▶ STATED PROBLEM:
Repeat everything in the material exactly.

▶ RAW RECORDS:
►

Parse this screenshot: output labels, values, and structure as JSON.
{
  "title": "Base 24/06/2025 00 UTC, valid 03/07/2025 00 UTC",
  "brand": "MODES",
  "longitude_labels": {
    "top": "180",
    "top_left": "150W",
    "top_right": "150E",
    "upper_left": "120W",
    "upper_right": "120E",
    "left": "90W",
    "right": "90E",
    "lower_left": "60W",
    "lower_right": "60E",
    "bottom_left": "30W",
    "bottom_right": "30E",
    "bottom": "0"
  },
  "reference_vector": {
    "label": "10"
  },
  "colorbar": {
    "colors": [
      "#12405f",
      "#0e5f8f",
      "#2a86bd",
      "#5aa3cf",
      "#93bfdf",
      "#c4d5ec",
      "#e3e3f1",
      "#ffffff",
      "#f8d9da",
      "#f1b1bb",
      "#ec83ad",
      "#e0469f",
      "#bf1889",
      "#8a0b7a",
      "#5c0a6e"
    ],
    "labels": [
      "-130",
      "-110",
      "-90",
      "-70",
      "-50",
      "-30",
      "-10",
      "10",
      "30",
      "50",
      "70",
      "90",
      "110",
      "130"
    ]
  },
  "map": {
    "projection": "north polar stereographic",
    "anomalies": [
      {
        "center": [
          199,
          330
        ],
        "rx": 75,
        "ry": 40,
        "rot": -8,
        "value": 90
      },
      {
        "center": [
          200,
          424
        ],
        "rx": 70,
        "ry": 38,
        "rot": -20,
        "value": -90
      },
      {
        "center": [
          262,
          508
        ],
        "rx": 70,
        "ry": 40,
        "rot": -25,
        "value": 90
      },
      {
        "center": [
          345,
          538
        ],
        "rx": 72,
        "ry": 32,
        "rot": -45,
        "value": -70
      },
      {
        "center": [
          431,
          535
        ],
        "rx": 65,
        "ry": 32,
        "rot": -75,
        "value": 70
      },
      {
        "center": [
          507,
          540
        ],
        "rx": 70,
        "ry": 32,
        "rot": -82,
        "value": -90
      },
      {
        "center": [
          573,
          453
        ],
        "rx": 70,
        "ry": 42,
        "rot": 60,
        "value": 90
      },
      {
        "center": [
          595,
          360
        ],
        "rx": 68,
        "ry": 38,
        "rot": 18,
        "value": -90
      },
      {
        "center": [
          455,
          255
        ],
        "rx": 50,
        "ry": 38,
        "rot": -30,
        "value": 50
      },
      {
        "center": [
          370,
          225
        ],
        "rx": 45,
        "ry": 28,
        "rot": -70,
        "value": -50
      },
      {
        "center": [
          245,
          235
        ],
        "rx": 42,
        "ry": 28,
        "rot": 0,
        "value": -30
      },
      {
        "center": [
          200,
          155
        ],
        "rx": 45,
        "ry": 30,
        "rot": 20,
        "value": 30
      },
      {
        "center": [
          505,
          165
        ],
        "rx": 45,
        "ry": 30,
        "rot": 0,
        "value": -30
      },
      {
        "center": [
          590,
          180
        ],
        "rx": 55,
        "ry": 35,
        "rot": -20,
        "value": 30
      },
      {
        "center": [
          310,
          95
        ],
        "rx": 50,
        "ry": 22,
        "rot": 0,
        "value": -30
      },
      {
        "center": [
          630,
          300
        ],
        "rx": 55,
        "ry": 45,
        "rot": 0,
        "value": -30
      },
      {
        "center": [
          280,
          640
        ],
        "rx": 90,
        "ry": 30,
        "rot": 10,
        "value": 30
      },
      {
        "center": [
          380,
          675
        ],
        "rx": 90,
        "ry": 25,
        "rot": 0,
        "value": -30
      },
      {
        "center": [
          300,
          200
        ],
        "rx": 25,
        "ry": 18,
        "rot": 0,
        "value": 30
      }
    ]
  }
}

◄

▶ RESULT OF THIS EXERCISE:
Parse this screenshot: output labels, values, and structure as JSON.
{
  "title": "Base 24/06/2025 00 UTC, valid 03/07/2025 00 UTC",
  "brand": "MODES",
  "longitude_labels": {
    "top": "180",
    "top_left": "150W",
    "top_right": "150E",
    "upper_left": "120W",
    "upper_right": "120E",
    "left": "90W",
    "right": "90E",
    "lower_left": "60W",
    "lower_right": "60E",
    "bottom_left": "30W",
    "bottom_right": "30E",
    "bottom": "0"
  },
  "reference_vector": {
    "label": "10"
  },
  "colorbar": {
    "colors": [
      "#12405f",
      "#0e5f8f",
      "#2a86bd",
      "#5aa3cf",
      "#93bfdf",
      "#c4d5ec",
      "#e3e3f1",
      "#ffffff",
      "#f8d9da",
      "#f1b1bb",
      "#ec83ad",
      "#e0469f",
      "#bf1889",
      "#8a0b7a",
      "#5c0a6e"
    ],
    "labels": [
      "-130",
      "-110",
      "-90",
      "-70",
      "-50",
      "-30",
      "-10",
      "10",
      "30",
      "50",
      "70",
      "90",
      "110",
      "130"
    ]
  },
  "map": {
    "projection": "north polar stereographic",
    "anomalies": [
      {
        "center": [
          199,
          330
        ],
        "rx": 75,
        "ry": 40,
        "rot": -8,
        "value": 90
      },
      {
        "center": [
          200,
          424
        ],
        "rx": 70,
        "ry": 38,
        "rot": -20,
        "value": -90
      },
      {
        "center": [
          262,
          508
        ],
        "rx": 70,
        "ry": 40,
        "rot": -25,
        "value": 90
      },
      {
        "center": [
          345,
          538
        ],
        "rx": 72,
        "ry": 32,
        "rot": -45,
        "value": -70
      },
      {
        "center": [
          431,
          535
        ],
        "rx": 65,
        "ry": 32,
        "rot": -75,
        "value": 70
      },
      {
        "center": [
          507,
          540
        ],
        "rx": 70,
        "ry": 32,
        "rot": -82,
        "value": -90
      },
      {
        "center": [
          573,
          453
        ],
        "rx": 70,
        "ry": 42,
        "rot": 60,
        "value": 90
      },
      {
        "center": [
          595,
          360
        ],
        "rx": 68,
        "ry": 38,
        "rot": 18,
        "value": -90
      },
      {
        "center": [
          455,
          255
        ],
        "rx": 50,
        "ry": 38,
        "rot": -30,
        "value": 50
      },
      {
        "center": [
          370,
          225
        ],
        "rx": 45,
        "ry": 28,
        "rot": -70,
        "value": -50
      },
      {
        "center": [
          245,
          235
        ],
        "rx": 42,
        "ry": 28,
        "rot": 0,
        "value": -30
      },
      {
        "center": [
          200,
          155
        ],
        "rx": 45,
        "ry": 30,
        "rot": 20,
        "value": 30
      },
      {
        "center": [
          505,
          165
        ],
        "rx": 45,
        "ry": 30,
        "rot": 0,
        "value": -30
      },
      {
        "center": [
          590,
          180
        ],
        "rx": 55,
        "ry": 35,
        "rot": -20,
        "value": 30
      },
      {
        "center": [
          310,
          95
        ],
        "rx": 50,
        "ry": 22,
        "rot": 0,
        "value": -30
      },
      {
        "center": [
          630,
          300
        ],
        "rx": 55,
        "ry": 45,
        "rot": 0,
        "value": -30
      },
      {
        "center": [
          280,
          640
        ],
        "rx": 90,
        "ry": 30,
        "rot": 10,
        "value": 30
      },
      {
        "center": [
          380,
          675
        ],
        "rx": 90,
        "ry": 25,
        "rot": 0,
        "value": -30
      },
      {
        "center": [
          300,
          200
        ],
        "rx": 25,
        "ry": 18,
        "rot": 0,
        "value": 30
      }
    ]
  }
}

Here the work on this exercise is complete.